__Stated goal__
How many lines in the records below hold the string "Width"? Please answer with the number and nothing more.

Stored items from a collection:
****

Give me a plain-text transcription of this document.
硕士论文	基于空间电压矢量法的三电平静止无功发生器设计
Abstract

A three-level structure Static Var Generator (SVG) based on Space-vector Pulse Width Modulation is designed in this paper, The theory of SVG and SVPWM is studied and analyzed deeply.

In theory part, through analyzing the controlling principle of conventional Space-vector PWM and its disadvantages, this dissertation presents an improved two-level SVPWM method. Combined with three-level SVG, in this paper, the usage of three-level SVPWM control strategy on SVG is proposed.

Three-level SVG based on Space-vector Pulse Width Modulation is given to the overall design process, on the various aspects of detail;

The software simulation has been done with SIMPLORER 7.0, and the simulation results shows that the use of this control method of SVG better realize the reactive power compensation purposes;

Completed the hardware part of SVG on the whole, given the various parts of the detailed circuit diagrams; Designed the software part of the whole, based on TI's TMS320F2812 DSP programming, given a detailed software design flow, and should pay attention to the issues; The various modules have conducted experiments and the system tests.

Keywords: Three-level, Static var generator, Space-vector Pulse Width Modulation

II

****

__Task solution__
3